==== RECORDS FOR THIS TASK ====
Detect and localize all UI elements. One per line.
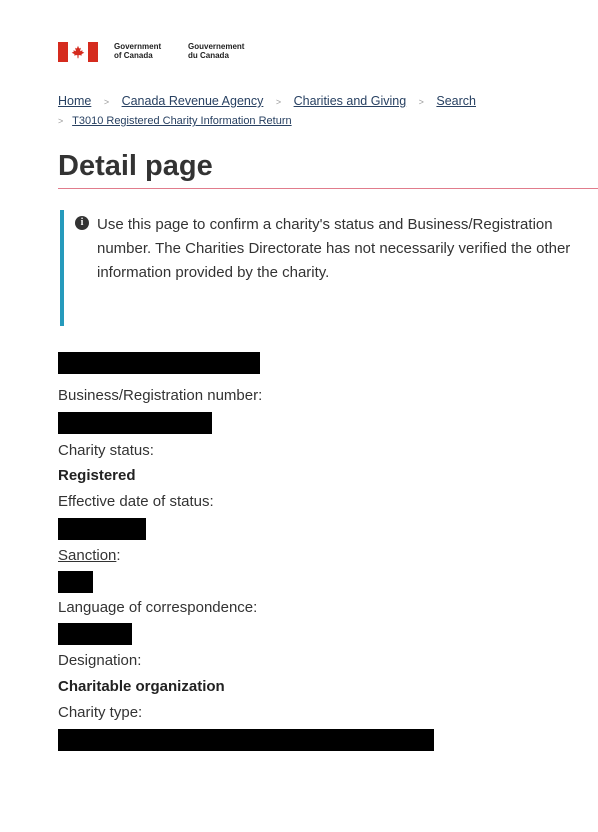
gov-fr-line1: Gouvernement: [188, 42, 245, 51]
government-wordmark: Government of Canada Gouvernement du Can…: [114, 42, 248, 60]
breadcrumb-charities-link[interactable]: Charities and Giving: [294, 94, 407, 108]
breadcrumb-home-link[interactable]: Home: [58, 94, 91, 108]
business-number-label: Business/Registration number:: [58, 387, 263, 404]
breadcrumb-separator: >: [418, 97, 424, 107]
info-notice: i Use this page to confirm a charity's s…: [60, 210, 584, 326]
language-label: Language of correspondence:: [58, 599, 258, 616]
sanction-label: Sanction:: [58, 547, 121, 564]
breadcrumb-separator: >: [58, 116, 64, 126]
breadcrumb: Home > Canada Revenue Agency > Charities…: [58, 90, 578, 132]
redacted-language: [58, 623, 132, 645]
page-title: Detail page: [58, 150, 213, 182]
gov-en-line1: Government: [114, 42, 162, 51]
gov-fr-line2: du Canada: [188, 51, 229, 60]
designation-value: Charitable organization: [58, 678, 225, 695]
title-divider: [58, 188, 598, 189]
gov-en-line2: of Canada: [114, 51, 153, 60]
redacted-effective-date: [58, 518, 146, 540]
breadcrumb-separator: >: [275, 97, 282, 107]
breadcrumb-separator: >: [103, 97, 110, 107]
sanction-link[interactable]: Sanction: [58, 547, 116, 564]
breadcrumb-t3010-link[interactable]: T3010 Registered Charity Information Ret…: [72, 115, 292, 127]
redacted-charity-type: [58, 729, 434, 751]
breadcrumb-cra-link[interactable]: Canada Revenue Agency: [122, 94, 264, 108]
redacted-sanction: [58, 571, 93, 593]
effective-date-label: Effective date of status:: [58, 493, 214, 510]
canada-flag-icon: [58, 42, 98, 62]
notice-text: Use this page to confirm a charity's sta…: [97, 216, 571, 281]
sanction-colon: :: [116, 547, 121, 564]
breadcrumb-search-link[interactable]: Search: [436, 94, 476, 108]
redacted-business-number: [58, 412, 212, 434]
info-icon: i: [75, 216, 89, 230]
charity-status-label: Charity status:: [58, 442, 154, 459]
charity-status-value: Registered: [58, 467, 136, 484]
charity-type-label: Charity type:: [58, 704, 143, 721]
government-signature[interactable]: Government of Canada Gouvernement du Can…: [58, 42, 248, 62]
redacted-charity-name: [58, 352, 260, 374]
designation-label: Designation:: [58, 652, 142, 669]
====
==== RECORDS FOR THIS TASK ====
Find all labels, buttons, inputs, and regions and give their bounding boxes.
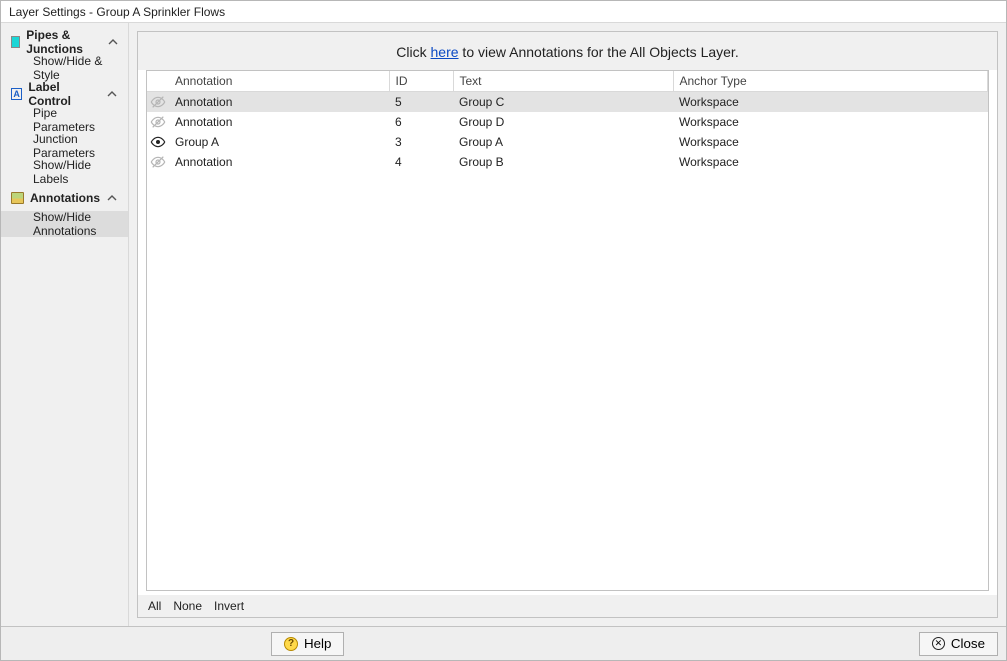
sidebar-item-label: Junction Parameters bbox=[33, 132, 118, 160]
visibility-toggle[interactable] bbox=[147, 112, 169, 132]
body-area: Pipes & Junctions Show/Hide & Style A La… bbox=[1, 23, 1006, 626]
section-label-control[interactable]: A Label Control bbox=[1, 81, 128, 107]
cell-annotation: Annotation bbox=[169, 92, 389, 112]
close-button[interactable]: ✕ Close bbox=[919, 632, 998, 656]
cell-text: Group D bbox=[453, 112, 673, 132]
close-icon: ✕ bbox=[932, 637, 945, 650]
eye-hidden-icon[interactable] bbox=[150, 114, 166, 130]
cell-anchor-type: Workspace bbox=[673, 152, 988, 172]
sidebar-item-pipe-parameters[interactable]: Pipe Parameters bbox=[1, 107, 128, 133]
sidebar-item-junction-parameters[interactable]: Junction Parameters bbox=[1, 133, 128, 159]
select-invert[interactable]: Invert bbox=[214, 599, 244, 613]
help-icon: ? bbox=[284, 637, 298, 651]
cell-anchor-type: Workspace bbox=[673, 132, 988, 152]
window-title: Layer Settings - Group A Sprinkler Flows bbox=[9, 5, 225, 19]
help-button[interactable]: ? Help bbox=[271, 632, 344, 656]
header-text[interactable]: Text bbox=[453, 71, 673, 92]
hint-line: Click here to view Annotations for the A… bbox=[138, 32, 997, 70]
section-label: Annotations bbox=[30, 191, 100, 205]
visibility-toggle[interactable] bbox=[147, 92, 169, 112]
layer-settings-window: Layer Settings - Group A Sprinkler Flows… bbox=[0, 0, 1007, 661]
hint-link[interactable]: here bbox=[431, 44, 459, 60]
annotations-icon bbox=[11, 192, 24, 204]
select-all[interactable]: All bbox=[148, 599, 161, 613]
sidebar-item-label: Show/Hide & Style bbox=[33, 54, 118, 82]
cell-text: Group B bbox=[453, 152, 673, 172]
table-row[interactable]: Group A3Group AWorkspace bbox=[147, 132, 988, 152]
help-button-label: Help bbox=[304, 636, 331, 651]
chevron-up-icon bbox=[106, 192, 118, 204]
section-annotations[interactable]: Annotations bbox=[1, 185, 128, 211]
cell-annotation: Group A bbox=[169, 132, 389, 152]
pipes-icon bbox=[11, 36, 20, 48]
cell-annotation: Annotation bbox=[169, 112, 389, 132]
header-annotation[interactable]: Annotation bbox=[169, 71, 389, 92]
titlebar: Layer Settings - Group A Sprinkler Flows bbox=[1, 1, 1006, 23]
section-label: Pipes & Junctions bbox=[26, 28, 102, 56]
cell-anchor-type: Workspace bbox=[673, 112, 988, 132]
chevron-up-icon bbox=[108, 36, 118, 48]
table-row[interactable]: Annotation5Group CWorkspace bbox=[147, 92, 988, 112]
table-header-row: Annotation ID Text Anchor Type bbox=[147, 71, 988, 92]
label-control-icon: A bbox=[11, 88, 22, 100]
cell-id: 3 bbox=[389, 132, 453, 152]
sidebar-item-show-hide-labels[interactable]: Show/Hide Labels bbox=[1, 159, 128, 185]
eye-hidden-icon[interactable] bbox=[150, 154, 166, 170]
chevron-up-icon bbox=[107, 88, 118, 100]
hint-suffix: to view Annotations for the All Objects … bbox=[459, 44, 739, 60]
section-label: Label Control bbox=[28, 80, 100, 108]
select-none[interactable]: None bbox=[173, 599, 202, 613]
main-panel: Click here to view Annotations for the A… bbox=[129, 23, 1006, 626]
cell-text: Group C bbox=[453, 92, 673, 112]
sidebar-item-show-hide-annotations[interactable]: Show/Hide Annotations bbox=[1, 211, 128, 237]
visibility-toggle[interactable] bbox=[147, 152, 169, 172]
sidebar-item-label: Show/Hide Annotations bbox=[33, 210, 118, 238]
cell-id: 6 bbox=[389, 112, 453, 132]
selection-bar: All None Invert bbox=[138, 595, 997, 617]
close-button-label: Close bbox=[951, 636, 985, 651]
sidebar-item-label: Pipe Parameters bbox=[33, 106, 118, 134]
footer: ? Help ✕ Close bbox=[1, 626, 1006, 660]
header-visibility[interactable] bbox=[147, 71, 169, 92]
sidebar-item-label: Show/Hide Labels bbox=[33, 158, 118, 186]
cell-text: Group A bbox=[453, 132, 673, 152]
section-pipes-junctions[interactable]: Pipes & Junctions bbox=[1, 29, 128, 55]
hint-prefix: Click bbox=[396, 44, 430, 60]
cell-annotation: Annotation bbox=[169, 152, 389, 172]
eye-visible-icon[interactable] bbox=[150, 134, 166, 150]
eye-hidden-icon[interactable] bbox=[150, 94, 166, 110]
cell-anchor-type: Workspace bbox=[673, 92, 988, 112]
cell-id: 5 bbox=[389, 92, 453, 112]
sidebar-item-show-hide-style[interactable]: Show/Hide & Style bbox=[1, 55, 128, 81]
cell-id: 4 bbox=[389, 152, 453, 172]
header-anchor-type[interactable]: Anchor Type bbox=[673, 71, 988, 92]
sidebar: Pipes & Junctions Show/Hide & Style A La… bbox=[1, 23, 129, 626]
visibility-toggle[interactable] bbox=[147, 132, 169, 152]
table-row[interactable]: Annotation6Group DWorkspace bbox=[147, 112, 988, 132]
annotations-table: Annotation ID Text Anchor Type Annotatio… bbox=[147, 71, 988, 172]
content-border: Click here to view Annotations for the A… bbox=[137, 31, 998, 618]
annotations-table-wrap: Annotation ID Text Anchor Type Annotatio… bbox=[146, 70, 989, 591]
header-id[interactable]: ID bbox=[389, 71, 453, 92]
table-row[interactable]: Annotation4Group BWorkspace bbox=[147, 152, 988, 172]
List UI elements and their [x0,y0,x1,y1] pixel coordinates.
====
In the records above, copy out word for word the stretch from the line containing "sidebar-item-label: Junction Parameters" through the line containing "cell-anchor-type: Workspace bbox=[673, 132, 988, 152]", including both of those lines.

sidebar-item-label: Junction Parameters bbox=[33, 132, 118, 160]
visibility-toggle[interactable] bbox=[147, 112, 169, 132]
body-area: Pipes & Junctions Show/Hide & Style A La… bbox=[1, 23, 1006, 626]
section-label-control[interactable]: A Label Control bbox=[1, 81, 128, 107]
cell-annotation: Annotation bbox=[169, 92, 389, 112]
close-button[interactable]: ✕ Close bbox=[919, 632, 998, 656]
cell-text: Group D bbox=[453, 112, 673, 132]
close-icon: ✕ bbox=[932, 637, 945, 650]
eye-hidden-icon[interactable] bbox=[150, 114, 166, 130]
cell-anchor-type: Workspace bbox=[673, 152, 988, 172]
sidebar-item-pipe-parameters[interactable]: Pipe Parameters bbox=[1, 107, 128, 133]
sidebar-item-junction-parameters[interactable]: Junction Parameters bbox=[1, 133, 128, 159]
select-invert[interactable]: Invert bbox=[214, 599, 244, 613]
help-icon: ? bbox=[284, 637, 298, 651]
cell-anchor-type: Workspace bbox=[673, 132, 988, 152]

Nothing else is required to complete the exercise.